Exercise requirements »
Compile every line that includes the word "text".
══════
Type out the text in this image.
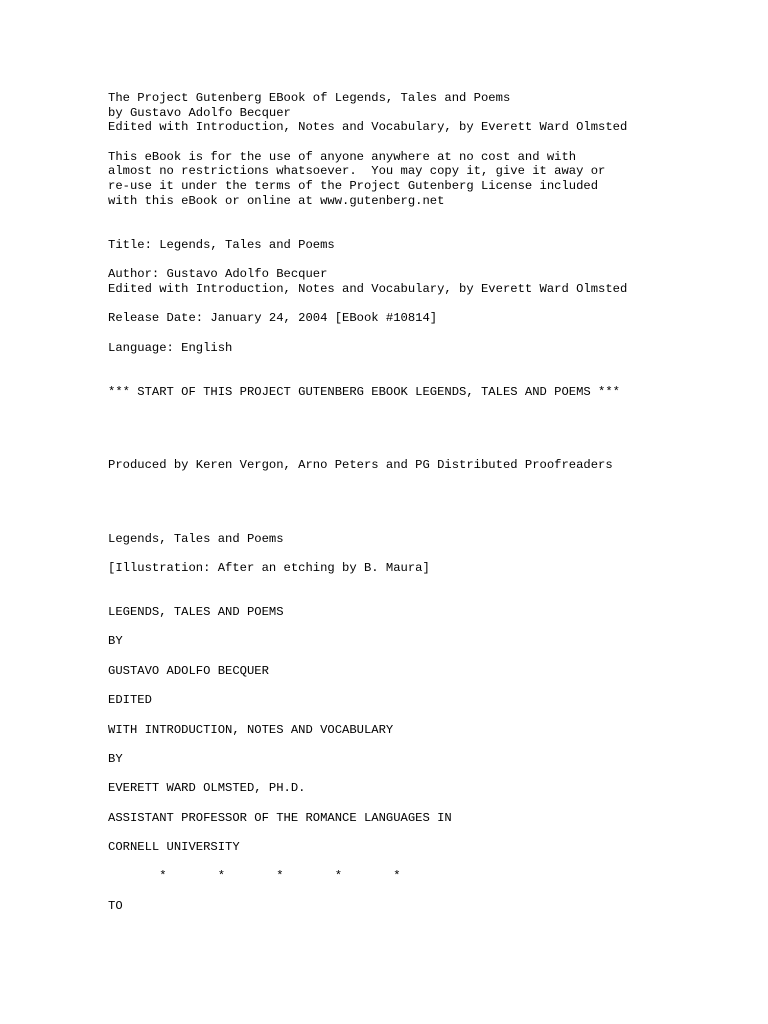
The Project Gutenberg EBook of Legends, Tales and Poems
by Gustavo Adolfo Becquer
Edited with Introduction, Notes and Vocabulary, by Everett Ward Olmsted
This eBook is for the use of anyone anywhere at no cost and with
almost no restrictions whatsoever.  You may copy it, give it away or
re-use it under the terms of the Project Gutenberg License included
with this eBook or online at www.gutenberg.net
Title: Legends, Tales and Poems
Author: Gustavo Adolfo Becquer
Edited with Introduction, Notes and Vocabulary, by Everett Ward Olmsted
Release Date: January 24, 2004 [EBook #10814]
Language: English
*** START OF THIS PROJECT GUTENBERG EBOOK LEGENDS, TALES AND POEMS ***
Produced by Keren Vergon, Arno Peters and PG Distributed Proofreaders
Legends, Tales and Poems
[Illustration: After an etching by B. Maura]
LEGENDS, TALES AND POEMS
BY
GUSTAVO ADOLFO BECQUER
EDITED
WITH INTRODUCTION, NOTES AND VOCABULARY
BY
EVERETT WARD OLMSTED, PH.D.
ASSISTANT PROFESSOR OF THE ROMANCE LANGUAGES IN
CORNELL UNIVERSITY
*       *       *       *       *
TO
══════
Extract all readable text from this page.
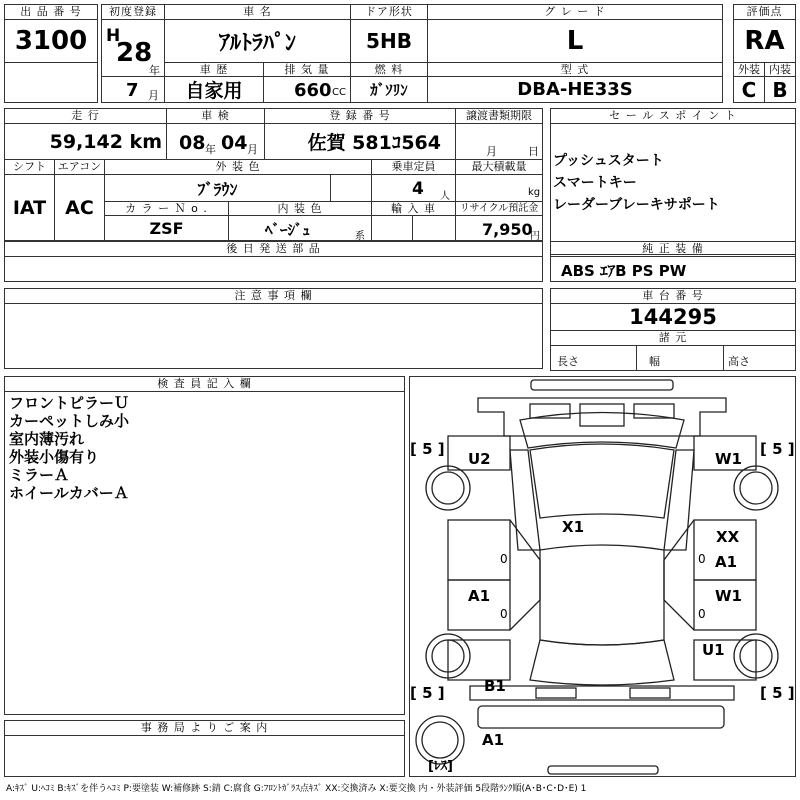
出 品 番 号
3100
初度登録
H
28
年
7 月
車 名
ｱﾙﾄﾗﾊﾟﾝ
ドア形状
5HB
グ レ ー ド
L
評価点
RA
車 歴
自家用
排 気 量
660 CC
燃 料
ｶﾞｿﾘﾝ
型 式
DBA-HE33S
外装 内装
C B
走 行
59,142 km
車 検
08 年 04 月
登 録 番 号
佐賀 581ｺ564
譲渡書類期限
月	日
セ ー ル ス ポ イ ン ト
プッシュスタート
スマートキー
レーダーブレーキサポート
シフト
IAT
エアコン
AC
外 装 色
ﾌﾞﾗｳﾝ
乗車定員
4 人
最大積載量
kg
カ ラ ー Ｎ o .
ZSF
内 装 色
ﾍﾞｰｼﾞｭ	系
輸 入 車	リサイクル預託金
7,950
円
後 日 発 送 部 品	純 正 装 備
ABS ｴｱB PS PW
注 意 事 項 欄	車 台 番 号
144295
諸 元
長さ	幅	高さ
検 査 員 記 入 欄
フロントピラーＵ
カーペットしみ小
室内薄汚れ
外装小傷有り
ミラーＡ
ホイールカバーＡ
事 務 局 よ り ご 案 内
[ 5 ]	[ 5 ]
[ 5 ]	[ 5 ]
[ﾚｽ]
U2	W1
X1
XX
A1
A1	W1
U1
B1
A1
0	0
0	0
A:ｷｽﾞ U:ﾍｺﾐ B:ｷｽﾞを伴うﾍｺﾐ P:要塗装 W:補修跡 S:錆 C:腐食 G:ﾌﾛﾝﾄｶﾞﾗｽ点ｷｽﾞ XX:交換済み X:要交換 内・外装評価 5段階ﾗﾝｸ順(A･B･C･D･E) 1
══════
Answer to this problem »
Type out the text in this image.
Extract all readable text from this page.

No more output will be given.